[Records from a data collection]
━━━━━━━━
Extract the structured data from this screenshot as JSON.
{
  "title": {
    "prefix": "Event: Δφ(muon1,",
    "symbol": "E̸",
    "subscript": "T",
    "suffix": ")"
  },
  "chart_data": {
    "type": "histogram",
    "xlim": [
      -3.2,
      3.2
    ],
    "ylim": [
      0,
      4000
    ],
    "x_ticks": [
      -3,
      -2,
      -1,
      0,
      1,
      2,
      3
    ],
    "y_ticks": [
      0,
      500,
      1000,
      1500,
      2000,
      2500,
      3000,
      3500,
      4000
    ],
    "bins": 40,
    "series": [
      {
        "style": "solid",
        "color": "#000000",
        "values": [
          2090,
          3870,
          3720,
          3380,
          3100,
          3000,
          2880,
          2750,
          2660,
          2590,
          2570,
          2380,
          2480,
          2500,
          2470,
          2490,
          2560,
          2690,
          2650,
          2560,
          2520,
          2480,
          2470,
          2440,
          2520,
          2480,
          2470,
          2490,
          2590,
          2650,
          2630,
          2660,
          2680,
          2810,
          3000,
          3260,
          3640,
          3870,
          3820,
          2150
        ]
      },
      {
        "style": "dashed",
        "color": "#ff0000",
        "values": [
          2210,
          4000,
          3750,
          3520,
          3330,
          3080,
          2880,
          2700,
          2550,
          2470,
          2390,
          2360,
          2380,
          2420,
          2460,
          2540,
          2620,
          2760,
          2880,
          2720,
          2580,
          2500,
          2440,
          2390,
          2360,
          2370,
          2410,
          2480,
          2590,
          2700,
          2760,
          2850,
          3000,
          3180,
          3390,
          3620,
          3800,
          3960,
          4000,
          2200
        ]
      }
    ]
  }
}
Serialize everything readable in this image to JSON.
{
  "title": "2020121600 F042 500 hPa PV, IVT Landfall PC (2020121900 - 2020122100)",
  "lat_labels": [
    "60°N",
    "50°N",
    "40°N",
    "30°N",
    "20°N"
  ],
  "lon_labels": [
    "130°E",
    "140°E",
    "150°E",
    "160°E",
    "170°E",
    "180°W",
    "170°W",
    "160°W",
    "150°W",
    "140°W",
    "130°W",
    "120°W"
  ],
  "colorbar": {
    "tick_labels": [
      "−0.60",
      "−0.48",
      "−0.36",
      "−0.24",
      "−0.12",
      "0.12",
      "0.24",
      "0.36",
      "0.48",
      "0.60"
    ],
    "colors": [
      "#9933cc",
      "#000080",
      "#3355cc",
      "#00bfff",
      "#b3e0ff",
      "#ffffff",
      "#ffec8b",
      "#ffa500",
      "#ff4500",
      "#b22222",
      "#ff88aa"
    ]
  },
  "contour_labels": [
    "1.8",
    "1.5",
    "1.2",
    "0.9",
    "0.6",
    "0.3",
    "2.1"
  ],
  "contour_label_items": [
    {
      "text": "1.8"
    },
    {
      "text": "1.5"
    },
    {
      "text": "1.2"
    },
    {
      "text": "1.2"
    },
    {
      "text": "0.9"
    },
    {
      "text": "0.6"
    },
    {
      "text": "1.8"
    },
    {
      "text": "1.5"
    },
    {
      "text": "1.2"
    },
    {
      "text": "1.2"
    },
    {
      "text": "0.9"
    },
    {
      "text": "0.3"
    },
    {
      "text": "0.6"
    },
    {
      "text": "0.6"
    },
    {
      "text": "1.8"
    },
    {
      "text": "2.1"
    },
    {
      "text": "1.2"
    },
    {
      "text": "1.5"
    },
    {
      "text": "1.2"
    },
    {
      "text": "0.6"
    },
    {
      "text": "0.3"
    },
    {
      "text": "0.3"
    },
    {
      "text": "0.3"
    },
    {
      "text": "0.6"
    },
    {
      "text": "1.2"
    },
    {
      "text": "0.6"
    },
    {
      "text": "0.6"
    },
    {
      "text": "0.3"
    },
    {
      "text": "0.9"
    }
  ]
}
━━━━━━━━
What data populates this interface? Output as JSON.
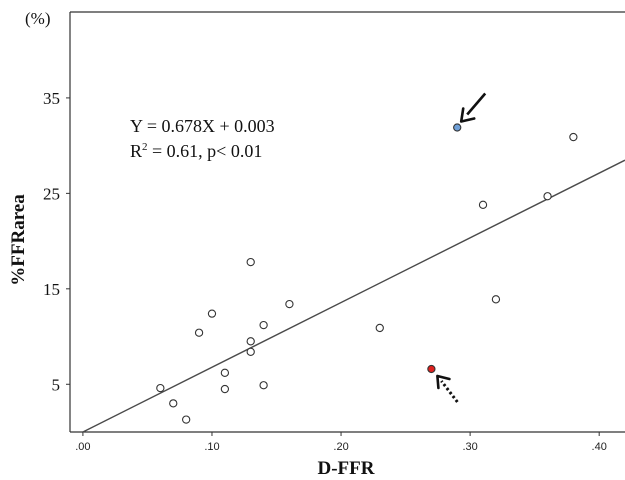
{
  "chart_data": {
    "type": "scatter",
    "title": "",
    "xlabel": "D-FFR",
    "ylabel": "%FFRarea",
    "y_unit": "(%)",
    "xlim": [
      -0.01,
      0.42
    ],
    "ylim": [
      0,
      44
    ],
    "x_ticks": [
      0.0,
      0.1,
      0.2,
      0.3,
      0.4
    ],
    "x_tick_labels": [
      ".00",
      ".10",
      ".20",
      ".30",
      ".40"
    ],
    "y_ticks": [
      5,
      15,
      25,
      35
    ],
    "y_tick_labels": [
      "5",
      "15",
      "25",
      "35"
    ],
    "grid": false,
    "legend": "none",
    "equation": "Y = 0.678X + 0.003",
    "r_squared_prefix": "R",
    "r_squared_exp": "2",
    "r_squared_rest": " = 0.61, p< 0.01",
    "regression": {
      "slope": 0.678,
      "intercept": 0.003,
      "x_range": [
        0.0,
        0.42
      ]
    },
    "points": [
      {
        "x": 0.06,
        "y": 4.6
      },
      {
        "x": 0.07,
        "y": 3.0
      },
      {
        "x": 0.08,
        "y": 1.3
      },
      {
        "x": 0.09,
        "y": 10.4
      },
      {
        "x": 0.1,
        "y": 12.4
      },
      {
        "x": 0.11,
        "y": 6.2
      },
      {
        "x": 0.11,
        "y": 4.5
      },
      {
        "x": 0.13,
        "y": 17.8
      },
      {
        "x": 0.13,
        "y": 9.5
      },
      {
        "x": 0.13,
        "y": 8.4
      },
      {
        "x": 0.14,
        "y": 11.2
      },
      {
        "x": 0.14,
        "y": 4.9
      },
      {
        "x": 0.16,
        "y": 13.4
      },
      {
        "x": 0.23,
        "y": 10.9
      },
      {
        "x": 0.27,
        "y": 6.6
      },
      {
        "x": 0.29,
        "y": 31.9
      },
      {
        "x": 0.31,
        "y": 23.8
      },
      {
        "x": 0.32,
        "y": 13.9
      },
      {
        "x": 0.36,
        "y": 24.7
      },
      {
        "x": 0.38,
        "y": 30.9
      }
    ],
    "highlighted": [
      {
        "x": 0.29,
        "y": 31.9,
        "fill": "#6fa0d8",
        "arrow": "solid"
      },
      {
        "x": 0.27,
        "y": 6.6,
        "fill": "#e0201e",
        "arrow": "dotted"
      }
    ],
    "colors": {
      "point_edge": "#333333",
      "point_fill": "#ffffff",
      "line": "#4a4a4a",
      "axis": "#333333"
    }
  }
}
━━━━━━━━
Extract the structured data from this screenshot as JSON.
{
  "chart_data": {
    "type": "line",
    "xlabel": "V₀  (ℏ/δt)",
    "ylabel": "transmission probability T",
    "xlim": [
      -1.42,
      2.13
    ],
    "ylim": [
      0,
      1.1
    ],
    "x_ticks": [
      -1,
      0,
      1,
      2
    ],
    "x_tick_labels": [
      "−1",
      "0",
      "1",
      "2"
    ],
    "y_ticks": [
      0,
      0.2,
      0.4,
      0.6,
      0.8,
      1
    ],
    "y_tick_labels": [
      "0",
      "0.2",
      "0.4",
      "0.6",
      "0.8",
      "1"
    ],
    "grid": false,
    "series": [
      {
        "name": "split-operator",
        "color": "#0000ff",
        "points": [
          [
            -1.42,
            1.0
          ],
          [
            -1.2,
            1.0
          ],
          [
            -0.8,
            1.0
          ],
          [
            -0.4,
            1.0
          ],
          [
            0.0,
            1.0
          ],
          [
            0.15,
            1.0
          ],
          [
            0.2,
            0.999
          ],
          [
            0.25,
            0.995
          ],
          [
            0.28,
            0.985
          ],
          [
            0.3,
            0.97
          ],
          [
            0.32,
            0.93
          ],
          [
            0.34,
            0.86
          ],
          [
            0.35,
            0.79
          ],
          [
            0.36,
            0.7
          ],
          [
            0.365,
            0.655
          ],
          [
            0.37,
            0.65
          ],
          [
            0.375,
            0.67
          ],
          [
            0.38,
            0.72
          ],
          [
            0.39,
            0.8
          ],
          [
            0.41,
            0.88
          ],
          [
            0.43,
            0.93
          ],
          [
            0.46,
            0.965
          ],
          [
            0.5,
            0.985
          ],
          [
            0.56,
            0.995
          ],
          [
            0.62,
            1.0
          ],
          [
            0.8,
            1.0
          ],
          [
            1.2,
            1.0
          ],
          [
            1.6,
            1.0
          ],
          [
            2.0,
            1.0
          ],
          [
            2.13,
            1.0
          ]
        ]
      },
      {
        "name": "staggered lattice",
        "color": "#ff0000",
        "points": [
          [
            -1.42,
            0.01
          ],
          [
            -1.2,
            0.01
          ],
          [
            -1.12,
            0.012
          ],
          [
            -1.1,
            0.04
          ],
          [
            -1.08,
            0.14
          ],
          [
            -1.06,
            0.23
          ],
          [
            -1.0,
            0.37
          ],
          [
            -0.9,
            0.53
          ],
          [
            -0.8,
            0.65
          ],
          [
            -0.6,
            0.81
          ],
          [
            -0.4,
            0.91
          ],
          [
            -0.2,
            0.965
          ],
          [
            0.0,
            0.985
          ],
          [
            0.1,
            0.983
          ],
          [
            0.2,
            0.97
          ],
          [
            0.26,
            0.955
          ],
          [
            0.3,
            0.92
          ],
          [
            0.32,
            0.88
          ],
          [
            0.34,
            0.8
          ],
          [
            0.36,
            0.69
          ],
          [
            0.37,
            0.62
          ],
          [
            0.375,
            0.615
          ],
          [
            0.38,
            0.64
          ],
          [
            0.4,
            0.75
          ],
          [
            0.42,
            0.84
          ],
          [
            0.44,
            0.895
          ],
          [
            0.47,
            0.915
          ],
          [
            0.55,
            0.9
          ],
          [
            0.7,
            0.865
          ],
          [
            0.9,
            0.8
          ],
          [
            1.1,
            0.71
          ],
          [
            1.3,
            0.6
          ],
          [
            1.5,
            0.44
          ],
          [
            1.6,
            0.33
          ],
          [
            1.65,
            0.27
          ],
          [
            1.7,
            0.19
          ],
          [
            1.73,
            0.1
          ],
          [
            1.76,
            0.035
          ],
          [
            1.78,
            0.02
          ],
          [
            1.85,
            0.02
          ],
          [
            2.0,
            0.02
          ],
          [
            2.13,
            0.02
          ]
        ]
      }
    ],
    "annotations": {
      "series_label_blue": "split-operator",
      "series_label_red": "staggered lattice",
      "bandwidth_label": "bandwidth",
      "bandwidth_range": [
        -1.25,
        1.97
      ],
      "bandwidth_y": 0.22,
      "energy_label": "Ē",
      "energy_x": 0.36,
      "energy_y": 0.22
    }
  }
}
━━━━━━━━
Find the lines above that contain the word "JSON" and collect them.

Extract the structured data from this screenshot as JSON.
Serialize everything readable in this image to JSON.
What data populates this interface? Output as JSON.
Extract the structured data from this screenshot as JSON.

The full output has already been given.